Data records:
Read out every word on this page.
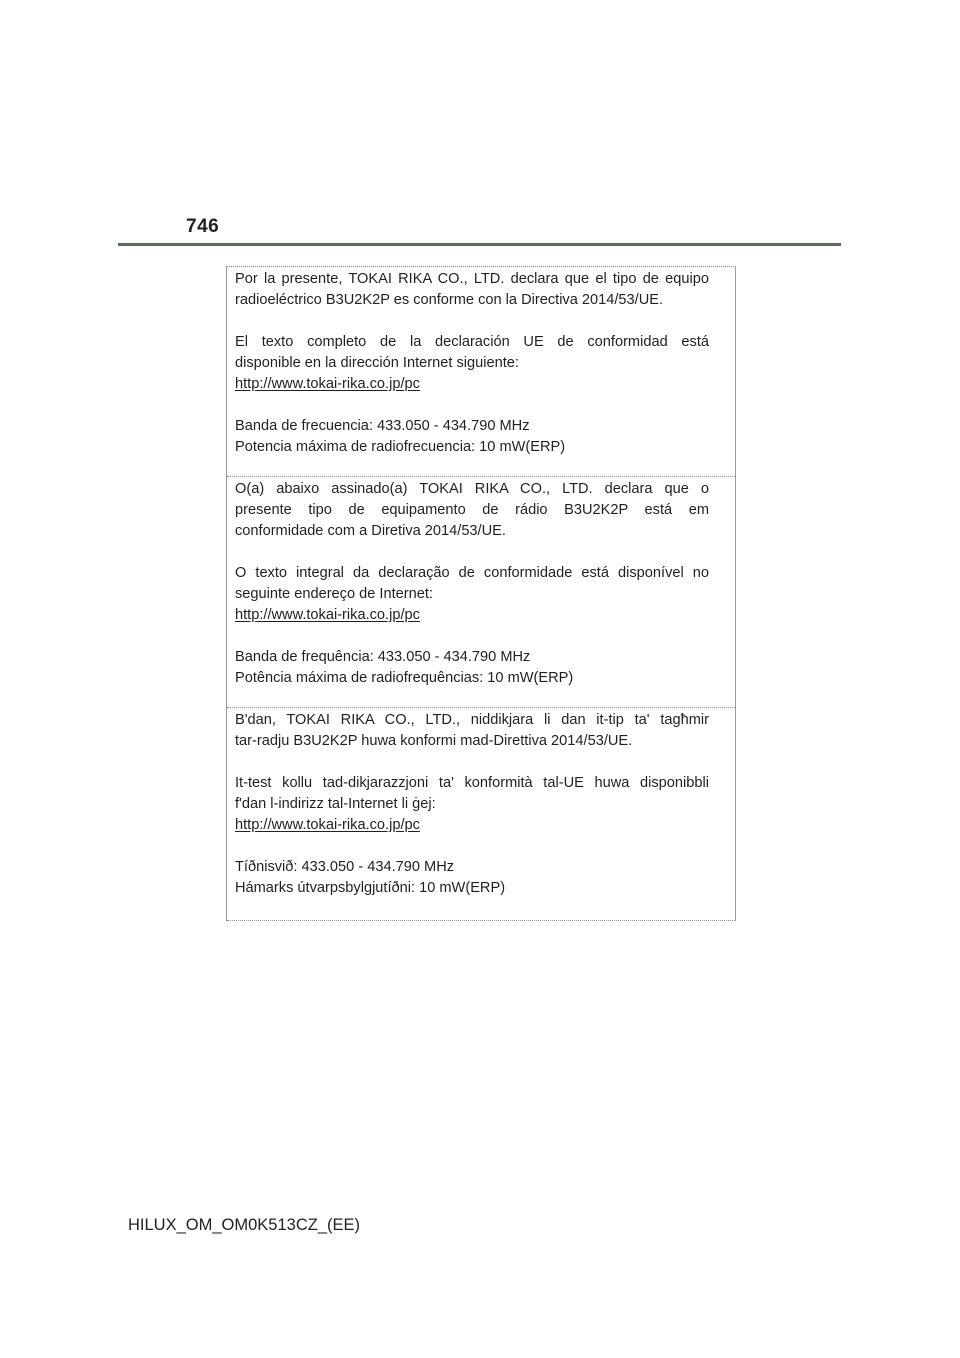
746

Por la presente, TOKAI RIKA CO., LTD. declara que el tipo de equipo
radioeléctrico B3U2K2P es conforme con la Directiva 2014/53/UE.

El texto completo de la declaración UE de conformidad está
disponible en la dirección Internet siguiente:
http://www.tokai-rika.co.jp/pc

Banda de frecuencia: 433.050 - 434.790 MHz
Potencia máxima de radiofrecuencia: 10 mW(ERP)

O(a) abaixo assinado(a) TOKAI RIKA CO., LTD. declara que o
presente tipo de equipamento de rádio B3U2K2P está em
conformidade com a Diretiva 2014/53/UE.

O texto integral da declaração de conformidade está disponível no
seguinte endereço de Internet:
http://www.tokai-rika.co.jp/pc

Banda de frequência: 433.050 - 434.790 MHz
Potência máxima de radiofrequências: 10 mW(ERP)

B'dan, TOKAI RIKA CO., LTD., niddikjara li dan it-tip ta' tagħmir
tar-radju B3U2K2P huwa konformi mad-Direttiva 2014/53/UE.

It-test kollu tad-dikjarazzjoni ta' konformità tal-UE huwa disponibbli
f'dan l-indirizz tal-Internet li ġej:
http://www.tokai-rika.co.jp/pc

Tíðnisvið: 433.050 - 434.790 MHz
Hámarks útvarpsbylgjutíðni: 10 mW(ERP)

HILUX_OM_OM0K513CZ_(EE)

* OBJECTIVE:
Restate the entire listing word for word, excluding pictures.

* THE ANSWER:
Read out every word on this page.
746

Por la presente, TOKAI RIKA CO., LTD. declara que el tipo de equipo
radioeléctrico B3U2K2P es conforme con la Directiva 2014/53/UE.

El texto completo de la declaración UE de conformidad está
disponible en la dirección Internet siguiente:
http://www.tokai-rika.co.jp/pc

Banda de frecuencia: 433.050 - 434.790 MHz
Potencia máxima de radiofrecuencia: 10 mW(ERP)

O(a) abaixo assinado(a) TOKAI RIKA CO., LTD. declara que o
presente tipo de equipamento de rádio B3U2K2P está em
conformidade com a Diretiva 2014/53/UE.

O texto integral da declaração de conformidade está disponível no
seguinte endereço de Internet:
http://www.tokai-rika.co.jp/pc

Banda de frequência: 433.050 - 434.790 MHz
Potência máxima de radiofrequências: 10 mW(ERP)

B'dan, TOKAI RIKA CO., LTD., niddikjara li dan it-tip ta' tagħmir
tar-radju B3U2K2P huwa konformi mad-Direttiva 2014/53/UE.

It-test kollu tad-dikjarazzjoni ta' konformità tal-UE huwa disponibbli
f'dan l-indirizz tal-Internet li ġej:
http://www.tokai-rika.co.jp/pc

Tíðnisvið: 433.050 - 434.790 MHz
Hámarks útvarpsbylgjutíðni: 10 mW(ERP)

HILUX_OM_OM0K513CZ_(EE)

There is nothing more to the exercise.